*PROBLEM*
Quote all of the data that follows exactly as written, skipping the images.

*TASK MATERIAL*

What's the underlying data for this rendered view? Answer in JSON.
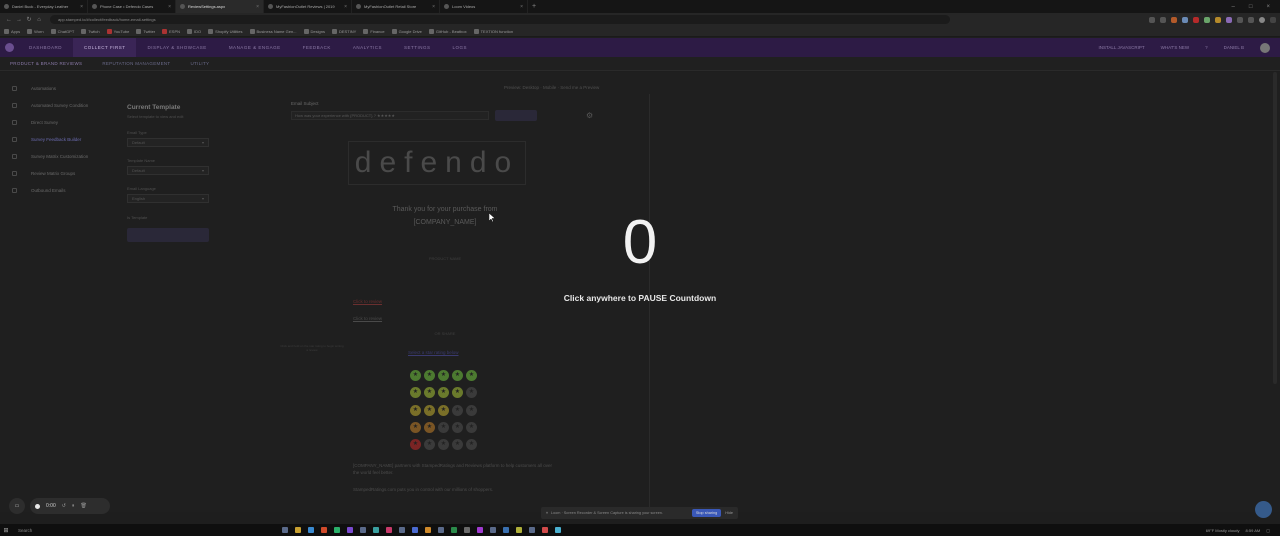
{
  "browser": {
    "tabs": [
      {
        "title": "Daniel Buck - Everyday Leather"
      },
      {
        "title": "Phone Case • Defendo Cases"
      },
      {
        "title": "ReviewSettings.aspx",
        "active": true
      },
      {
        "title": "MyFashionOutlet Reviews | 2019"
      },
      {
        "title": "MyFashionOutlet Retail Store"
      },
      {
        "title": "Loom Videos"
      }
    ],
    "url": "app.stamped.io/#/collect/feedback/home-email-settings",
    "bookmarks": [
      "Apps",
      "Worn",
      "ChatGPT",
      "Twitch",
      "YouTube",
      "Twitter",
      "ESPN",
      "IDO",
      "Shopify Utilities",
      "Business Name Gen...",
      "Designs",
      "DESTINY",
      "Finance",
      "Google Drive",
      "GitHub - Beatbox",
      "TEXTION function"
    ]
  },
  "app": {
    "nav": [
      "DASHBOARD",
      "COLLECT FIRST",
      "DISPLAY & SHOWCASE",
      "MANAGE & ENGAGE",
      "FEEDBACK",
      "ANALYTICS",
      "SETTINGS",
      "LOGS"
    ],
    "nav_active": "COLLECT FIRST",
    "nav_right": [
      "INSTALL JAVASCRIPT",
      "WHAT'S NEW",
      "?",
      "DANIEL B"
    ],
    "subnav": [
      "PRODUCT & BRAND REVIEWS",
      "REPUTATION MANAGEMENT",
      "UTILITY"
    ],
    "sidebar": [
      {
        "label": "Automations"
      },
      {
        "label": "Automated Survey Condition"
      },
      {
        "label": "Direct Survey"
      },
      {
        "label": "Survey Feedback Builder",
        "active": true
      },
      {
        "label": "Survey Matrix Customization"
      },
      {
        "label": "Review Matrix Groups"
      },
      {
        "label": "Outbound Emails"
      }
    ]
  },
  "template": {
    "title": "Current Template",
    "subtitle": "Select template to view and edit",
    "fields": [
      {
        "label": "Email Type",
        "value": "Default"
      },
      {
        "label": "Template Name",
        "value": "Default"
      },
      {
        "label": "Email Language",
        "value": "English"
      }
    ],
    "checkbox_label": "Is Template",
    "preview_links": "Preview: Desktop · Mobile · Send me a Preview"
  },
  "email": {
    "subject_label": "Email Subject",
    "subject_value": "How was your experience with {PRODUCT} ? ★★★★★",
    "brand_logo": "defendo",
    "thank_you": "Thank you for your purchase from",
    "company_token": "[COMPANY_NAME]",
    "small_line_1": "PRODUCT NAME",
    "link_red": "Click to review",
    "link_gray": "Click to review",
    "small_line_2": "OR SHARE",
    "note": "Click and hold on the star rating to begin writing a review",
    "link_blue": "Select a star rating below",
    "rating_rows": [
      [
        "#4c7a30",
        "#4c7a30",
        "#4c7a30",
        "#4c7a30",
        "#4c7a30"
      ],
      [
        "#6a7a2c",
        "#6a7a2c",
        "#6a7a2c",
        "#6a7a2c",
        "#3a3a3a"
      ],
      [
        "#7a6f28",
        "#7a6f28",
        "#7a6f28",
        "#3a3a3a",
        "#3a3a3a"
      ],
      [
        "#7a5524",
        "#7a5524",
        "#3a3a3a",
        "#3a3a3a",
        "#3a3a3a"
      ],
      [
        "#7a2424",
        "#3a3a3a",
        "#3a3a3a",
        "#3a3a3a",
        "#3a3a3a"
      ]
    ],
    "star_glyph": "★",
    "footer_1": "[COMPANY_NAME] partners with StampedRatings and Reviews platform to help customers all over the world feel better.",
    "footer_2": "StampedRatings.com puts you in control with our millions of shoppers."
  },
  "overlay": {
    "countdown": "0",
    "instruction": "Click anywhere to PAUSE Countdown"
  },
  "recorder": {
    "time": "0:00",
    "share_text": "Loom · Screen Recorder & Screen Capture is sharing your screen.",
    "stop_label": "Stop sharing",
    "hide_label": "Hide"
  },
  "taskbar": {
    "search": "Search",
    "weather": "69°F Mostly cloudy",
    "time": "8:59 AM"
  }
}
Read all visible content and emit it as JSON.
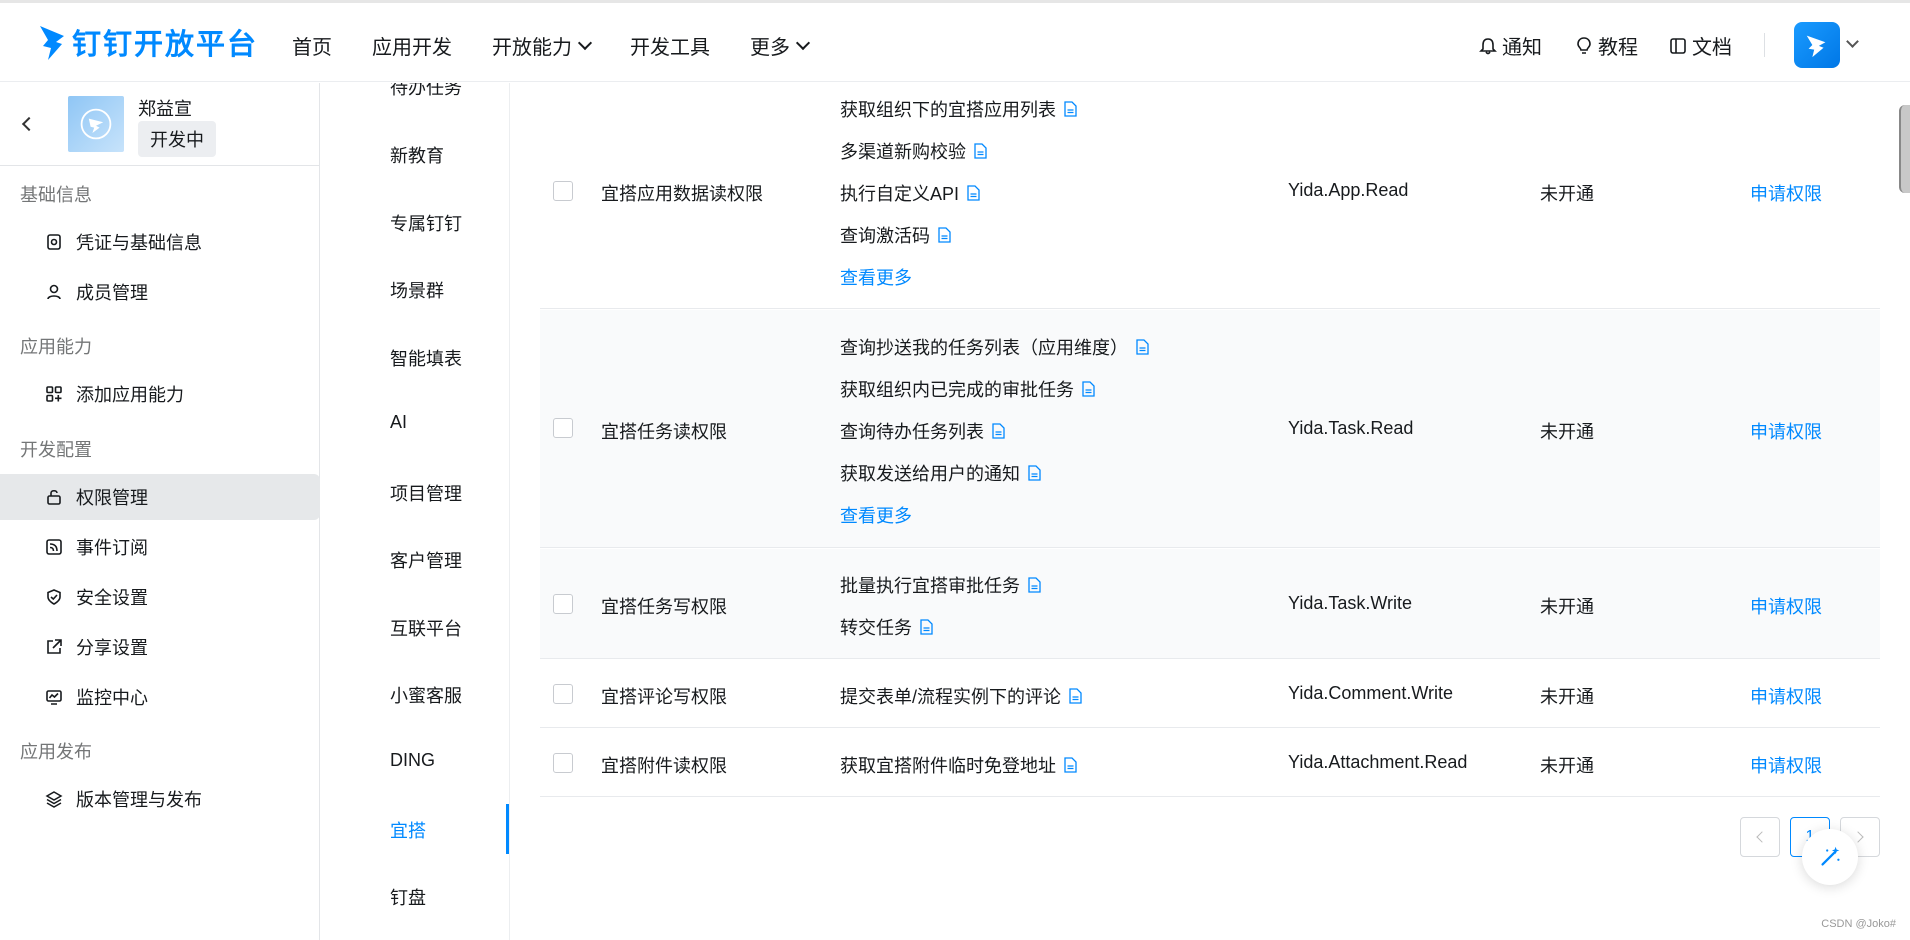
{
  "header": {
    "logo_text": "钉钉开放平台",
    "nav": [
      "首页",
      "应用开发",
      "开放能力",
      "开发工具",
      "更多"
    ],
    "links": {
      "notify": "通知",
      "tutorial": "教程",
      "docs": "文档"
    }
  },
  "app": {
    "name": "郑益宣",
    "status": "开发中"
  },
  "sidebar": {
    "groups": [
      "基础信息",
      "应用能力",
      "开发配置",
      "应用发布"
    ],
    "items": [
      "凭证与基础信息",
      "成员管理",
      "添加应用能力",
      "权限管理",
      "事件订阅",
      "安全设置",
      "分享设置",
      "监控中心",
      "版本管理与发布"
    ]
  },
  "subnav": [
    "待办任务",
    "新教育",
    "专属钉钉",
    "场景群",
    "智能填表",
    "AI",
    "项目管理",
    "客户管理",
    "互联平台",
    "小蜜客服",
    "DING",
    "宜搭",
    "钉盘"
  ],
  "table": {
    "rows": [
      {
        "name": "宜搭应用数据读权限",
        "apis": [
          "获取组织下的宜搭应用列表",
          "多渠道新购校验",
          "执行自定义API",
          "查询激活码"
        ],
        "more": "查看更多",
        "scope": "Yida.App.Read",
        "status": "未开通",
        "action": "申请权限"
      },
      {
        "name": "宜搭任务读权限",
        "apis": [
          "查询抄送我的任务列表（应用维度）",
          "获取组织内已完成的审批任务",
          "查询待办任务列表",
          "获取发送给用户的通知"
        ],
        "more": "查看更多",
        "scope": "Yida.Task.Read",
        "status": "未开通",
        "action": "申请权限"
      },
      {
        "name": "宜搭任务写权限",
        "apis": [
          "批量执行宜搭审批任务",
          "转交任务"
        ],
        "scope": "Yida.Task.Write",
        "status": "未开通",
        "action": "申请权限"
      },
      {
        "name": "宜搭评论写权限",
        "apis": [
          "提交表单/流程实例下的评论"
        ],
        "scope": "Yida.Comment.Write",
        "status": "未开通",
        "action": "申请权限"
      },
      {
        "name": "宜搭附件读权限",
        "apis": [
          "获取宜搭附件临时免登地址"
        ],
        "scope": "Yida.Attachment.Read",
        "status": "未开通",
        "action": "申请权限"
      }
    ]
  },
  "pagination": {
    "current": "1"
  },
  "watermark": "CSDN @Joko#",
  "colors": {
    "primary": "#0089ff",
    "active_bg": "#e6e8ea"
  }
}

*THE RESULT*
What's the underlying data for this rendered view? Answer in JSON.
{
  "browser": {
    "tabs": [
      {
        "title": "Daniel Buck - Everyday Leather"
      },
      {
        "title": "Phone Case • Defendo Cases"
      },
      {
        "title": "ReviewSettings.aspx",
        "active": true
      },
      {
        "title": "MyFashionOutlet Reviews | 2019"
      },
      {
        "title": "MyFashionOutlet Retail Store"
      },
      {
        "title": "Loom Videos"
      }
    ],
    "url": "app.stamped.io/#/collect/feedback/home-email-settings",
    "bookmarks": [
      "Apps",
      "Worn",
      "ChatGPT",
      "Twitch",
      "YouTube",
      "Twitter",
      "ESPN",
      "IDO",
      "Shopify Utilities",
      "Business Name Gen...",
      "Designs",
      "DESTINY",
      "Finance",
      "Google Drive",
      "GitHub - Beatbox",
      "TEXTION function"
    ]
  },
  "app": {
    "nav": [
      "DASHBOARD",
      "COLLECT FIRST",
      "DISPLAY & SHOWCASE",
      "MANAGE & ENGAGE",
      "FEEDBACK",
      "ANALYTICS",
      "SETTINGS",
      "LOGS"
    ],
    "nav_active": "COLLECT FIRST",
    "nav_right": [
      "INSTALL JAVASCRIPT",
      "WHAT'S NEW",
      "?",
      "DANIEL B"
    ],
    "subnav": [
      "PRODUCT & BRAND REVIEWS",
      "REPUTATION MANAGEMENT",
      "UTILITY"
    ],
    "sidebar": [
      {
        "label": "Automations"
      },
      {
        "label": "Automated Survey Condition"
      },
      {
        "label": "Direct Survey"
      },
      {
        "label": "Survey Feedback Builder",
        "active": true
      },
      {
        "label": "Survey Matrix Customization"
      },
      {
        "label": "Review Matrix Groups"
      },
      {
        "label": "Outbound Emails"
      }
    ]
  },
  "template": {
    "title": "Current Template",
    "subtitle": "Select template to view and edit",
    "fields": [
      {
        "label": "Email Type",
        "value": "Default"
      },
      {
        "label": "Template Name",
        "value": "Default"
      },
      {
        "label": "Email Language",
        "value": "English"
      }
    ],
    "checkbox_label": "Is Template",
    "preview_links": "Preview: Desktop · Mobile · Send me a Preview"
  },
  "email": {
    "subject_label": "Email Subject",
    "subject_value": "How was your experience with {PRODUCT} ? ★★★★★",
    "brand_logo": "defendo",
    "thank_you": "Thank you for your purchase from",
    "company_token": "[COMPANY_NAME]",
    "small_line_1": "PRODUCT NAME",
    "link_red": "Click to review",
    "link_gray": "Click to review",
    "small_line_2": "OR SHARE",
    "note": "Click and hold on the star rating to begin writing a review",
    "link_blue": "Select a star rating below",
    "rating_rows": [
      [
        "#4c7a30",
        "#4c7a30",
        "#4c7a30",
        "#4c7a30",
        "#4c7a30"
      ],
      [
        "#6a7a2c",
        "#6a7a2c",
        "#6a7a2c",
        "#6a7a2c",
        "#3a3a3a"
      ],
      [
        "#7a6f28",
        "#7a6f28",
        "#7a6f28",
        "#3a3a3a",
        "#3a3a3a"
      ],
      [
        "#7a5524",
        "#7a5524",
        "#3a3a3a",
        "#3a3a3a",
        "#3a3a3a"
      ],
      [
        "#7a2424",
        "#3a3a3a",
        "#3a3a3a",
        "#3a3a3a",
        "#3a3a3a"
      ]
    ],
    "star_glyph": "★",
    "footer_1": "[COMPANY_NAME] partners with StampedRatings and Reviews platform to help customers all over the world feel better.",
    "footer_2": "StampedRatings.com puts you in control with our millions of shoppers."
  },
  "overlay": {
    "countdown": "0",
    "instruction": "Click anywhere to PAUSE Countdown"
  },
  "recorder": {
    "time": "0:00",
    "share_text": "Loom · Screen Recorder & Screen Capture is sharing your screen.",
    "stop_label": "Stop sharing",
    "hide_label": "Hide"
  },
  "taskbar": {
    "search": "Search",
    "weather": "69°F Mostly cloudy",
    "time": "8:59 AM"
  }
}
Read all visible content and emit it as JSON.
{
  "header": {
    "logo_text": "钉钉开放平台",
    "nav": [
      "首页",
      "应用开发",
      "开放能力",
      "开发工具",
      "更多"
    ],
    "links": {
      "notify": "通知",
      "tutorial": "教程",
      "docs": "文档"
    }
  },
  "app": {
    "name": "郑益宣",
    "status": "开发中"
  },
  "sidebar": {
    "groups": [
      "基础信息",
      "应用能力",
      "开发配置",
      "应用发布"
    ],
    "items": [
      "凭证与基础信息",
      "成员管理",
      "添加应用能力",
      "权限管理",
      "事件订阅",
      "安全设置",
      "分享设置",
      "监控中心",
      "版本管理与发布"
    ]
  },
  "subnav": [
    "待办任务",
    "新教育",
    "专属钉钉",
    "场景群",
    "智能填表",
    "AI",
    "项目管理",
    "客户管理",
    "互联平台",
    "小蜜客服",
    "DING",
    "宜搭",
    "钉盘"
  ],
  "table": {
    "rows": [
      {
        "name": "宜搭应用数据读权限",
        "apis": [
          "获取组织下的宜搭应用列表",
          "多渠道新购校验",
          "执行自定义API",
          "查询激活码"
        ],
        "more": "查看更多",
        "scope": "Yida.App.Read",
        "status": "未开通",
        "action": "申请权限"
      },
      {
        "name": "宜搭任务读权限",
        "apis": [
          "查询抄送我的任务列表（应用维度）",
          "获取组织内已完成的审批任务",
          "查询待办任务列表",
          "获取发送给用户的通知"
        ],
        "more": "查看更多",
        "scope": "Yida.Task.Read",
        "status": "未开通",
        "action": "申请权限"
      },
      {
        "name": "宜搭任务写权限",
        "apis": [
          "批量执行宜搭审批任务",
          "转交任务"
        ],
        "scope": "Yida.Task.Write",
        "status": "未开通",
        "action": "申请权限"
      },
      {
        "name": "宜搭评论写权限",
        "apis": [
          "提交表单/流程实例下的评论"
        ],
        "scope": "Yida.Comment.Write",
        "status": "未开通",
        "action": "申请权限"
      },
      {
        "name": "宜搭附件读权限",
        "apis": [
          "获取宜搭附件临时免登地址"
        ],
        "scope": "Yida.Attachment.Read",
        "status": "未开通",
        "action": "申请权限"
      }
    ]
  },
  "pagination": {
    "current": "1"
  },
  "watermark": "CSDN @Joko#",
  "colors": {
    "primary": "#0089ff",
    "active_bg": "#e6e8ea"
  }
}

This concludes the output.